> _REQUIREMENT_
Show only lines that include "legal".

> _RECORDS SHOWN_
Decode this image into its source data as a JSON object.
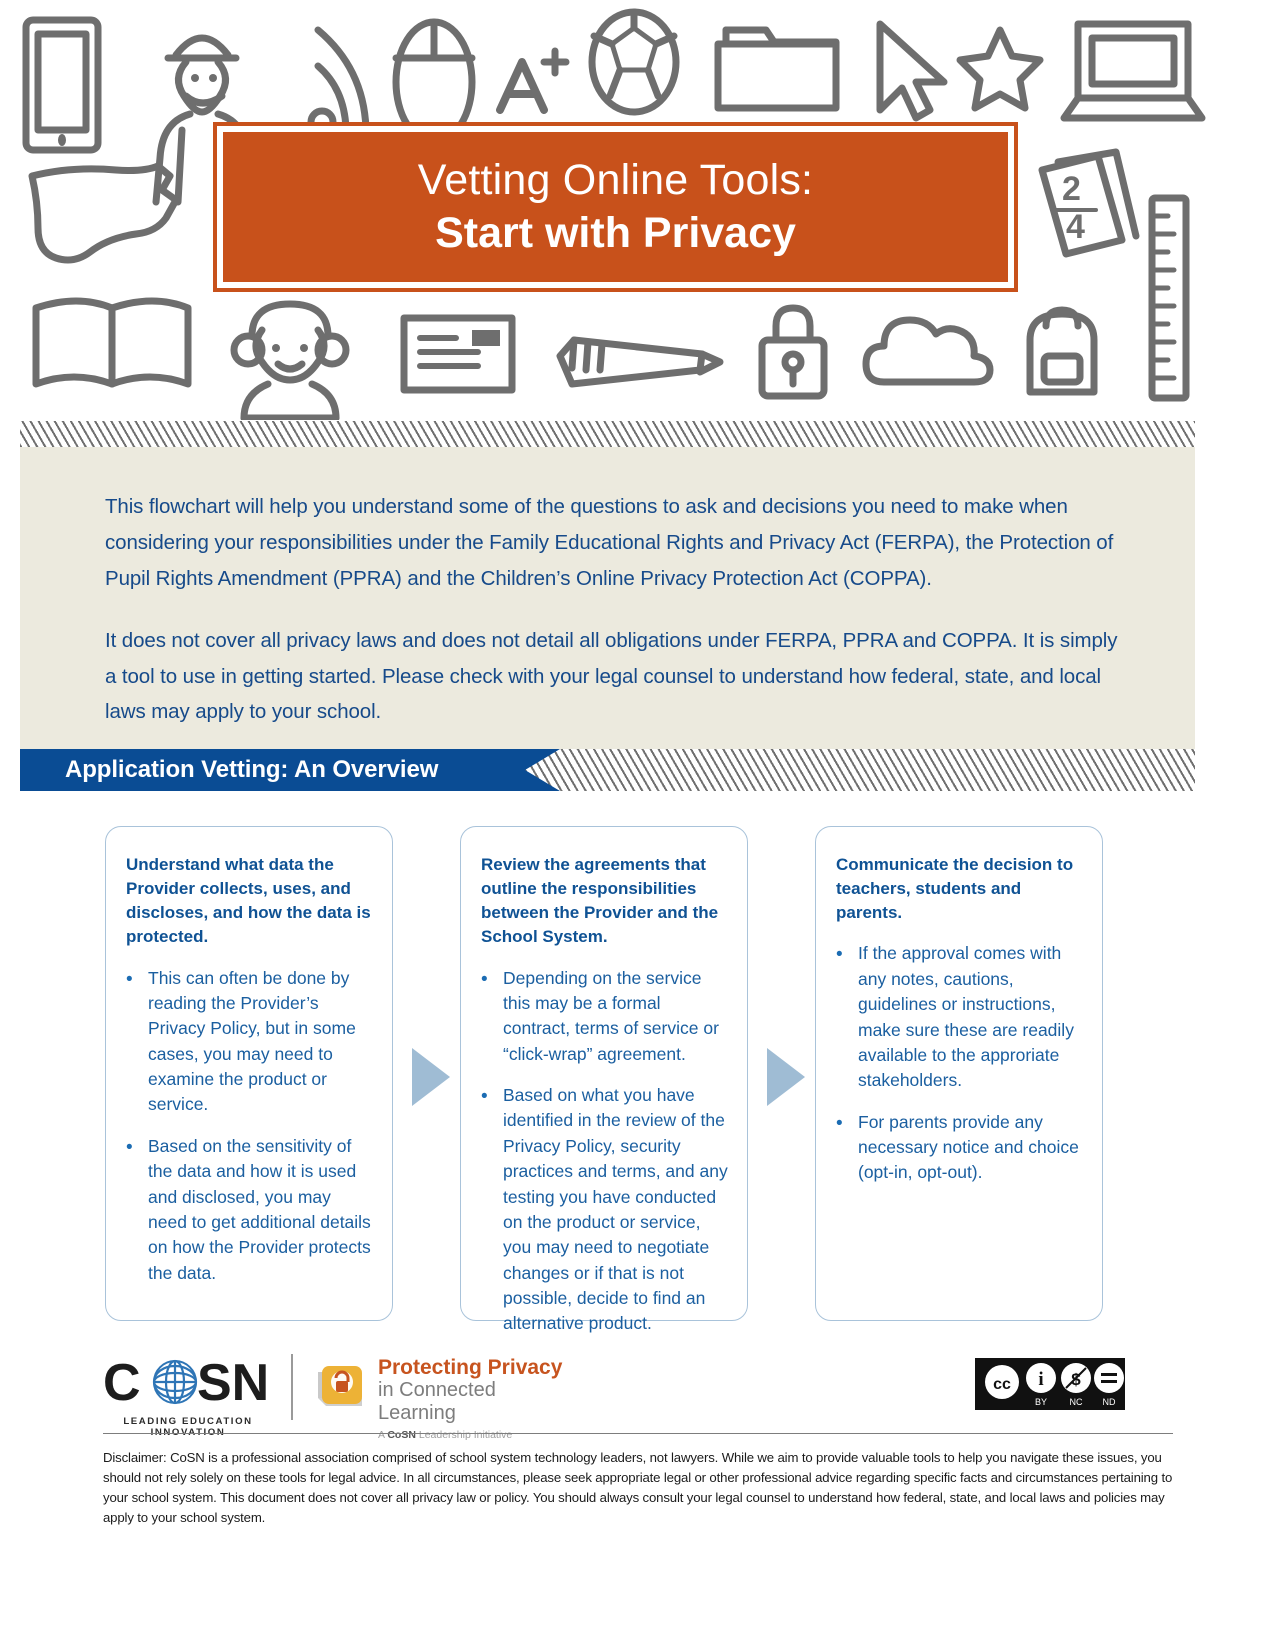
{
  "header": {
    "icons": [
      "tablet-icon",
      "teacher-icon",
      "wifi-icon",
      "mouse-icon",
      "a-plus-icon",
      "soccer-ball-icon",
      "folder-icon",
      "cursor-arrow-icon",
      "star-icon",
      "laptop-icon",
      "usa-map-icon",
      "flashcards-icon",
      "ruler-icon",
      "open-book-icon",
      "student-girl-icon",
      "envelope-icon",
      "pencil-icon",
      "padlock-icon",
      "cloud-icon",
      "backpack-icon"
    ],
    "title_line1": "Vetting Online Tools:",
    "title_line2": "Start with Privacy",
    "accent_color": "#c8511b"
  },
  "intro": {
    "paragraphs": [
      "This flowchart will help you understand some of the questions to ask and decisions you need to make when considering your responsibilities under the Family Educational Rights and Privacy Act (FERPA), the Protection of Pupil Rights Amendment (PPRA) and the Children’s Online Privacy Protection Act (COPPA).",
      "It does not cover all privacy laws and does not detail all obligations under FERPA, PPRA and COPPA. It is simply a tool to use in getting started.  Please check with your legal counsel to understand how federal, state, and local laws may apply to your school."
    ],
    "background_color": "#eceade",
    "text_color": "#164a8a"
  },
  "section": {
    "title": "Application Vetting: An Overview",
    "bar_color": "#0a4c94"
  },
  "cards": [
    {
      "name": "understand-data",
      "title": "Understand what data the Provider collects, uses, and discloses, and how the data is protected.",
      "bullets": [
        "This can often be done by reading the Provider’s Privacy Policy, but in some cases, you may need to examine the product or service.",
        "Based on the sensitivity of the data and how it is used and disclosed, you may need to get additional details on how the Provider protects the data."
      ]
    },
    {
      "name": "review-agreements",
      "title": "Review the agreements that outline the responsibilities between the Provider and the School System.",
      "bullets": [
        "Depending on the service this may be a formal contract, terms of service or “click-wrap” agreement.",
        "Based on what you have identified in the review of the Privacy Policy, security practices and terms, and any testing you have conducted on the product or service, you may need to negotiate changes or if that is not possible, decide to find an alternative product."
      ]
    },
    {
      "name": "communicate-decision",
      "title": "Communicate the decision to teachers, students and parents.",
      "bullets": [
        "If the approval comes with any notes, cautions, guidelines or instructions, make sure these are readily available to the approriate stakeholders.",
        "For parents provide any necessary notice and choice (opt-in, opt-out)."
      ]
    }
  ],
  "footer": {
    "cosn_name": "CoSN",
    "cosn_tagline": "LEADING EDUCATION INNOVATION",
    "pp_line1": "Protecting Privacy",
    "pp_line2": "in Connected Learning",
    "pp_line3_prefix": "A ",
    "pp_line3_brand": "CoSN",
    "pp_line3_suffix": " Leadership Initiative",
    "cc_labels": [
      "BY",
      "NC",
      "ND"
    ],
    "cc_mark": "cc",
    "disclaimer": "Disclaimer: CoSN is a professional association comprised of school system technology leaders, not lawyers. While we aim to provide valuable tools to help you navigate these issues, you should not rely solely on these tools for legal advice. In all circumstances, please seek appropriate legal or other professional advice regarding specific facts and circumstances pertaining to your school system. This document does not cover all privacy law or policy. You should always consult your legal counsel to understand how federal, state, and local laws and policies may apply to your school system."
  }
}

> _EXERCISE RESULT_
      "It does not cover all privacy laws and does not detail all obligations under FERPA, PPRA and COPPA. It is simply a tool to use in getting started.  Please check with your legal counsel to understand how federal, state, and local laws may apply to your school."
    "disclaimer": "Disclaimer: CoSN is a professional association comprised of school system technology leaders, not lawyers. While we aim to provide valuable tools to help you navigate these issues, you should not rely solely on these tools for legal advice. In all circumstances, please seek appropriate legal or other professional advice regarding specific facts and circumstances pertaining to your school system. This document does not cover all privacy law or policy. You should always consult your legal counsel to understand how federal, state, and local laws and policies may apply to your school system."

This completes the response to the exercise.